Transcribe every record that appears below, exactly and in full.

**** LISTING ****

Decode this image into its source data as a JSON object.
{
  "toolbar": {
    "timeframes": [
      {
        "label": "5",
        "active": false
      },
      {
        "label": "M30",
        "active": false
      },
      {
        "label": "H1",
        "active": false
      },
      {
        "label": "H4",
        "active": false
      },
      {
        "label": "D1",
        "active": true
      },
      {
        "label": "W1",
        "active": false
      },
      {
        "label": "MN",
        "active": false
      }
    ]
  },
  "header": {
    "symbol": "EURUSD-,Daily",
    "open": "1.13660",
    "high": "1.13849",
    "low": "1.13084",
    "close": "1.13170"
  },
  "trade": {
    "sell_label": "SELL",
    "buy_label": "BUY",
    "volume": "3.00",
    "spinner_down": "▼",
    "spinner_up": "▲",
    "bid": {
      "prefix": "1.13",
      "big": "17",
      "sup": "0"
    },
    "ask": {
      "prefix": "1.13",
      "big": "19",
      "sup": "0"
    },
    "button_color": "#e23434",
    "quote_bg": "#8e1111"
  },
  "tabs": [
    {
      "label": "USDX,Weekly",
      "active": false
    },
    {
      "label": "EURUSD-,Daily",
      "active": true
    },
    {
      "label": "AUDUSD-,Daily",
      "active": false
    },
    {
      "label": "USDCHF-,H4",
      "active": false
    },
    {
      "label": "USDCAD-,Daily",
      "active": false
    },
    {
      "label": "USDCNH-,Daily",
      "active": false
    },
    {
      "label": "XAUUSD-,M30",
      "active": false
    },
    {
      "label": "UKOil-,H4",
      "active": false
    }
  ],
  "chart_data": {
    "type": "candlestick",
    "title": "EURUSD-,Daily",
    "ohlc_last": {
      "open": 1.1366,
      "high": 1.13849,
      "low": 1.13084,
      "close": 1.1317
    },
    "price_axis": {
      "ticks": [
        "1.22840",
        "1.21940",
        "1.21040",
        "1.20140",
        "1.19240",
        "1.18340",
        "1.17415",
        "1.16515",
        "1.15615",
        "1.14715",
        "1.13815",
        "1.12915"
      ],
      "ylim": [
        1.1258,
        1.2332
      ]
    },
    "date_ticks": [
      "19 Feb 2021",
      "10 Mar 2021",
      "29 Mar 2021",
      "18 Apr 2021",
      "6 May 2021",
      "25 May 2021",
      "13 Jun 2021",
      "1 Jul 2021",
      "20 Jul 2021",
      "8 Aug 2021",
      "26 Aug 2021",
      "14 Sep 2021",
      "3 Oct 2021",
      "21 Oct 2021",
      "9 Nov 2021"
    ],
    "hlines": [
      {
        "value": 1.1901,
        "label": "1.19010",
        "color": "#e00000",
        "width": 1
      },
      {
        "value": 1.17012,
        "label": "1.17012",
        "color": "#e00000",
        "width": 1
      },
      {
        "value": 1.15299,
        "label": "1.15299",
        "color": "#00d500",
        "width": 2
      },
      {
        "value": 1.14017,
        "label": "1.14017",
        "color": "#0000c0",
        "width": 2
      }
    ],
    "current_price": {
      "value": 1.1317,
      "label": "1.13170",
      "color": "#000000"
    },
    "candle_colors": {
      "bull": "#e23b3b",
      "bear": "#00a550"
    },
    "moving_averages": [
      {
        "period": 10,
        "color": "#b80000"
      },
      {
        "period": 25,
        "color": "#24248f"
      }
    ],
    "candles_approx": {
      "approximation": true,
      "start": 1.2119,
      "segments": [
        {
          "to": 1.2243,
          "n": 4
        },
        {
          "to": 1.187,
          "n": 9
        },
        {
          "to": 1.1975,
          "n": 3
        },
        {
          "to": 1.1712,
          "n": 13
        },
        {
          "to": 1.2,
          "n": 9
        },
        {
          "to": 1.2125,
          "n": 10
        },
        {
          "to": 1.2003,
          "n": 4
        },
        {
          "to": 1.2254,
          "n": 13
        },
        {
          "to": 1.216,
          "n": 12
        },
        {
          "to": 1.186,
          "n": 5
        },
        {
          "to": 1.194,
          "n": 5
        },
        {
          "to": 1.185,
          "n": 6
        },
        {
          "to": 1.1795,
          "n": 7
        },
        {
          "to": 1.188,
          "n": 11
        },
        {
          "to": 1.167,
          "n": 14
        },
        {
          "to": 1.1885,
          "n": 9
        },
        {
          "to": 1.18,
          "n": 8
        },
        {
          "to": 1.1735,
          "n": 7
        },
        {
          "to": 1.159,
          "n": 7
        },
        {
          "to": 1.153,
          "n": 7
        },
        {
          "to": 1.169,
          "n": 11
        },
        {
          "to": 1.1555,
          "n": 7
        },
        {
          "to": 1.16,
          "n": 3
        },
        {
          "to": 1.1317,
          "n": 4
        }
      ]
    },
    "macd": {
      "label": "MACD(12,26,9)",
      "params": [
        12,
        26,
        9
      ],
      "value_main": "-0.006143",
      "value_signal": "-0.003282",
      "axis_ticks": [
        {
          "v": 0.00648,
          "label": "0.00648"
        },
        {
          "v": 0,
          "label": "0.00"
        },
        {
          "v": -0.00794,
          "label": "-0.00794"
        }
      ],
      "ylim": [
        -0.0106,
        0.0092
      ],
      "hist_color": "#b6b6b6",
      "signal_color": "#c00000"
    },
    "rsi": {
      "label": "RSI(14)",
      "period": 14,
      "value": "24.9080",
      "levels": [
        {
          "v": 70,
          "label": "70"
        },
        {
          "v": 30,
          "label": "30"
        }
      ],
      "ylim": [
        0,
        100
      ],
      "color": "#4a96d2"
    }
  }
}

****

• **OUTPUT BELOW**:
Decode this image into its source data as a JSON object.
{
  "toolbar": {
    "timeframes": [
      {
        "label": "5",
        "active": false
      },
      {
        "label": "M30",
        "active": false
      },
      {
        "label": "H1",
        "active": false
      },
      {
        "label": "H4",
        "active": false
      },
      {
        "label": "D1",
        "active": true
      },
      {
        "label": "W1",
        "active": false
      },
      {
        "label": "MN",
        "active": false
      }
    ]
  },
  "header": {
    "symbol": "EURUSD-,Daily",
    "open": "1.13660",
    "high": "1.13849",
    "low": "1.13084",
    "close": "1.13170"
  },
  "trade": {
    "sell_label": "SELL",
    "buy_label": "BUY",
    "volume": "3.00",
    "spinner_down": "▼",
    "spinner_up": "▲",
    "bid": {
      "prefix": "1.13",
      "big": "17",
      "sup": "0"
    },
    "ask": {
      "prefix": "1.13",
      "big": "19",
      "sup": "0"
    },
    "button_color": "#e23434",
    "quote_bg": "#8e1111"
  },
  "tabs": [
    {
      "label": "USDX,Weekly",
      "active": false
    },
    {
      "label": "EURUSD-,Daily",
      "active": true
    },
    {
      "label": "AUDUSD-,Daily",
      "active": false
    },
    {
      "label": "USDCHF-,H4",
      "active": false
    },
    {
      "label": "USDCAD-,Daily",
      "active": false
    },
    {
      "label": "USDCNH-,Daily",
      "active": false
    },
    {
      "label": "XAUUSD-,M30",
      "active": false
    },
    {
      "label": "UKOil-,H4",
      "active": false
    }
  ],
  "chart_data": {
    "type": "candlestick",
    "title": "EURUSD-,Daily",
    "ohlc_last": {
      "open": 1.1366,
      "high": 1.13849,
      "low": 1.13084,
      "close": 1.1317
    },
    "price_axis": {
      "ticks": [
        "1.22840",
        "1.21940",
        "1.21040",
        "1.20140",
        "1.19240",
        "1.18340",
        "1.17415",
        "1.16515",
        "1.15615",
        "1.14715",
        "1.13815",
        "1.12915"
      ],
      "ylim": [
        1.1258,
        1.2332
      ]
    },
    "date_ticks": [
      "19 Feb 2021",
      "10 Mar 2021",
      "29 Mar 2021",
      "18 Apr 2021",
      "6 May 2021",
      "25 May 2021",
      "13 Jun 2021",
      "1 Jul 2021",
      "20 Jul 2021",
      "8 Aug 2021",
      "26 Aug 2021",
      "14 Sep 2021",
      "3 Oct 2021",
      "21 Oct 2021",
      "9 Nov 2021"
    ],
    "hlines": [
      {
        "value": 1.1901,
        "label": "1.19010",
        "color": "#e00000",
        "width": 1
      },
      {
        "value": 1.17012,
        "label": "1.17012",
        "color": "#e00000",
        "width": 1
      },
      {
        "value": 1.15299,
        "label": "1.15299",
        "color": "#00d500",
        "width": 2
      },
      {
        "value": 1.14017,
        "label": "1.14017",
        "color": "#0000c0",
        "width": 2
      }
    ],
    "current_price": {
      "value": 1.1317,
      "label": "1.13170",
      "color": "#000000"
    },
    "candle_colors": {
      "bull": "#e23b3b",
      "bear": "#00a550"
    },
    "moving_averages": [
      {
        "period": 10,
        "color": "#b80000"
      },
      {
        "period": 25,
        "color": "#24248f"
      }
    ],
    "candles_approx": {
      "approximation": true,
      "start": 1.2119,
      "segments": [
        {
          "to": 1.2243,
          "n": 4
        },
        {
          "to": 1.187,
          "n": 9
        },
        {
          "to": 1.1975,
          "n": 3
        },
        {
          "to": 1.1712,
          "n": 13
        },
        {
          "to": 1.2,
          "n": 9
        },
        {
          "to": 1.2125,
          "n": 10
        },
        {
          "to": 1.2003,
          "n": 4
        },
        {
          "to": 1.2254,
          "n": 13
        },
        {
          "to": 1.216,
          "n": 12
        },
        {
          "to": 1.186,
          "n": 5
        },
        {
          "to": 1.194,
          "n": 5
        },
        {
          "to": 1.185,
          "n": 6
        },
        {
          "to": 1.1795,
          "n": 7
        },
        {
          "to": 1.188,
          "n": 11
        },
        {
          "to": 1.167,
          "n": 14
        },
        {
          "to": 1.1885,
          "n": 9
        },
        {
          "to": 1.18,
          "n": 8
        },
        {
          "to": 1.1735,
          "n": 7
        },
        {
          "to": 1.159,
          "n": 7
        },
        {
          "to": 1.153,
          "n": 7
        },
        {
          "to": 1.169,
          "n": 11
        },
        {
          "to": 1.1555,
          "n": 7
        },
        {
          "to": 1.16,
          "n": 3
        },
        {
          "to": 1.1317,
          "n": 4
        }
      ]
    },
    "macd": {
      "label": "MACD(12,26,9)",
      "params": [
        12,
        26,
        9
      ],
      "value_main": "-0.006143",
      "value_signal": "-0.003282",
      "axis_ticks": [
        {
          "v": 0.00648,
          "label": "0.00648"
        },
        {
          "v": 0,
          "label": "0.00"
        },
        {
          "v": -0.00794,
          "label": "-0.00794"
        }
      ],
      "ylim": [
        -0.0106,
        0.0092
      ],
      "hist_color": "#b6b6b6",
      "signal_color": "#c00000"
    },
    "rsi": {
      "label": "RSI(14)",
      "period": 14,
      "value": "24.9080",
      "levels": [
        {
          "v": 70,
          "label": "70"
        },
        {
          "v": 30,
          "label": "30"
        }
      ],
      "ylim": [
        0,
        100
      ],
      "color": "#4a96d2"
    }
  }
}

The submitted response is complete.